(Data excerpts)
########

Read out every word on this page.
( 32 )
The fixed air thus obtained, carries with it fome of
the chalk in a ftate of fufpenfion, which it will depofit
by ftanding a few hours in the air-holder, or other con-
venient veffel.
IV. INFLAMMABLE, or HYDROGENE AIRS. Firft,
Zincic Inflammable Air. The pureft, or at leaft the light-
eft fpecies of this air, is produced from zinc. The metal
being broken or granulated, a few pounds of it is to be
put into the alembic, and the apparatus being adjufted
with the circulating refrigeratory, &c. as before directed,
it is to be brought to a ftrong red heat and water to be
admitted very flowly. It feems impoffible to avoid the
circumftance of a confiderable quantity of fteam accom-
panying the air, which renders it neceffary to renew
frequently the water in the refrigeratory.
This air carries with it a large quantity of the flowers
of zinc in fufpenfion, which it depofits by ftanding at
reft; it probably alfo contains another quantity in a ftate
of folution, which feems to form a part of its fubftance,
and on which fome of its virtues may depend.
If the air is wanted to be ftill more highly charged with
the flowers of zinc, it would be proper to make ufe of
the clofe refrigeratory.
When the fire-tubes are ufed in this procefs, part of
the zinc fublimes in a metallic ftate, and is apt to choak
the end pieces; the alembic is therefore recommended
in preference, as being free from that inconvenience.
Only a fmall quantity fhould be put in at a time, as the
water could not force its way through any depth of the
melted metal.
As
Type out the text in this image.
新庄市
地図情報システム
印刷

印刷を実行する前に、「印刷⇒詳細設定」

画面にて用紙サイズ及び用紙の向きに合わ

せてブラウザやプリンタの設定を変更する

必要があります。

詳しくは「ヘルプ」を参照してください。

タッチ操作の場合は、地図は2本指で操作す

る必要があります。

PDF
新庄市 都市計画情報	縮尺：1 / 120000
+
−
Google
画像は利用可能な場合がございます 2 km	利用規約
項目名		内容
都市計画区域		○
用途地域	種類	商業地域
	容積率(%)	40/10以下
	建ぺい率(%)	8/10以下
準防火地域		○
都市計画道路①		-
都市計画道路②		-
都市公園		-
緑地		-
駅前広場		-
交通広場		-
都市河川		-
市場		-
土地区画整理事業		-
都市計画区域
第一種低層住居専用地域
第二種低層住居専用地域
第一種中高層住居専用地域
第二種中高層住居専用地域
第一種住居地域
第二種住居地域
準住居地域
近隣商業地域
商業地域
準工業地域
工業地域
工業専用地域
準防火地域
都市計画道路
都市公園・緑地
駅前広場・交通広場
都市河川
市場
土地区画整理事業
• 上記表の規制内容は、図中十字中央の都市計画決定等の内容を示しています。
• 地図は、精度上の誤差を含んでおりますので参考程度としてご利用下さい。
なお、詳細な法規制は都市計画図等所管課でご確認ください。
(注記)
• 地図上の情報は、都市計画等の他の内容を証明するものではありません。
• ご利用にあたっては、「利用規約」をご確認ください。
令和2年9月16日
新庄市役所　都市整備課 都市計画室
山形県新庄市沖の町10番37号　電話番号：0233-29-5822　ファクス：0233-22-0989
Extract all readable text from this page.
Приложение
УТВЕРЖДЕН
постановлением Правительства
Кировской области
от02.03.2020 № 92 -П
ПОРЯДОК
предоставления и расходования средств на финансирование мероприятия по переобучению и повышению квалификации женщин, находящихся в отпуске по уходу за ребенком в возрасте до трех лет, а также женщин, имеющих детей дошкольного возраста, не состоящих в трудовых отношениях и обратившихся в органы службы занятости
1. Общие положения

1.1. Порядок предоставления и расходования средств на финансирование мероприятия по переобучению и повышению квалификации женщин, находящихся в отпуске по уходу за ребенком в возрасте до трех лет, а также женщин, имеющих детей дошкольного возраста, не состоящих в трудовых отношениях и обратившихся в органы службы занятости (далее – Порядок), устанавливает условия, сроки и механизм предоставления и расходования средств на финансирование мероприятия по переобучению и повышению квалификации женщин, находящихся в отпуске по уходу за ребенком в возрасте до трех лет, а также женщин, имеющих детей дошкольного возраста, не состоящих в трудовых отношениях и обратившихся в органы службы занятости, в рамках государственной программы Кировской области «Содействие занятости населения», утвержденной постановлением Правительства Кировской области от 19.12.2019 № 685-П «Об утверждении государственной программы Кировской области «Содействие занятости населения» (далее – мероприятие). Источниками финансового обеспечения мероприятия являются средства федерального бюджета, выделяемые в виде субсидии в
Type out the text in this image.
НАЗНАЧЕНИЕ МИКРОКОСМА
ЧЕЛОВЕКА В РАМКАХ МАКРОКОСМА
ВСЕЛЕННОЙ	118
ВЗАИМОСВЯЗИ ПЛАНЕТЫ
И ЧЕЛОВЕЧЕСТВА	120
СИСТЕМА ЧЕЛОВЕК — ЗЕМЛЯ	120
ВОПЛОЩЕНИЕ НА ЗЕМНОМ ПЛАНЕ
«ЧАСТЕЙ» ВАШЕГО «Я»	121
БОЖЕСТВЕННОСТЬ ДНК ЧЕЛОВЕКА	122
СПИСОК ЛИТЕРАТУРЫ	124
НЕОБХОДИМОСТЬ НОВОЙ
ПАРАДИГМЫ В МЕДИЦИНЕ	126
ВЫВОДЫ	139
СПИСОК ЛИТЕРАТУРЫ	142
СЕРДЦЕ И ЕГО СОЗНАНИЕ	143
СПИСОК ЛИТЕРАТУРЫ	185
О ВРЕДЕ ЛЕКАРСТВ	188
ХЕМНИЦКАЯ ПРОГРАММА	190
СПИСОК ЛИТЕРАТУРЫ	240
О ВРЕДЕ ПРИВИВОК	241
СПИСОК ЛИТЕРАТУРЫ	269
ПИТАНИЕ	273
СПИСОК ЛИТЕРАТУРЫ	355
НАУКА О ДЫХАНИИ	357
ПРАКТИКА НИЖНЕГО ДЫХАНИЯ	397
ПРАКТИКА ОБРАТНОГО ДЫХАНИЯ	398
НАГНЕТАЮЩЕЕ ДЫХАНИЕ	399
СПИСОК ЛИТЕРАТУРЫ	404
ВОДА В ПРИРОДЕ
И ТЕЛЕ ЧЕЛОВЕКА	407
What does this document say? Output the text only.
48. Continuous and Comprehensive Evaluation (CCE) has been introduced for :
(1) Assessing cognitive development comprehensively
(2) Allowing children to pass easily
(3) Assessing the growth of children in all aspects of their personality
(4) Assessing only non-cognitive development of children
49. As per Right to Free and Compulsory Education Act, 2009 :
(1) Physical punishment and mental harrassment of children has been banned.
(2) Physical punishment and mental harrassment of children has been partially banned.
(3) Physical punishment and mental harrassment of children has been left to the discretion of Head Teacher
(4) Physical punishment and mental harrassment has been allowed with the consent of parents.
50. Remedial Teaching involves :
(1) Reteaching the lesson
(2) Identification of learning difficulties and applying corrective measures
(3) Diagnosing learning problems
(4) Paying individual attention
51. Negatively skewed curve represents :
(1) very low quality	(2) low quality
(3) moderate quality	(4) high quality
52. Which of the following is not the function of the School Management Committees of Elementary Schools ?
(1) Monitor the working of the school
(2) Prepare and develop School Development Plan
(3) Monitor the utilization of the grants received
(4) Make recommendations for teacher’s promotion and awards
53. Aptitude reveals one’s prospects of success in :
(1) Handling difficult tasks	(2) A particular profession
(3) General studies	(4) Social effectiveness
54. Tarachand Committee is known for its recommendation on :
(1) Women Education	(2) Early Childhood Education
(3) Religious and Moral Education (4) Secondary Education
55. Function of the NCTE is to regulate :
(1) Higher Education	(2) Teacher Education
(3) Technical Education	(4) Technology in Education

########

_STATED GOAL_.
Find every line that has "ДЫХАНИЯ" in it, then return those lines.

_SOLUTION TO THIS PROBLEM_.
ПРАКТИКА НИЖНЕГО ДЫХАНИЯ	397
ПРАКТИКА ОБРАТНОГО ДЫХАНИЯ	398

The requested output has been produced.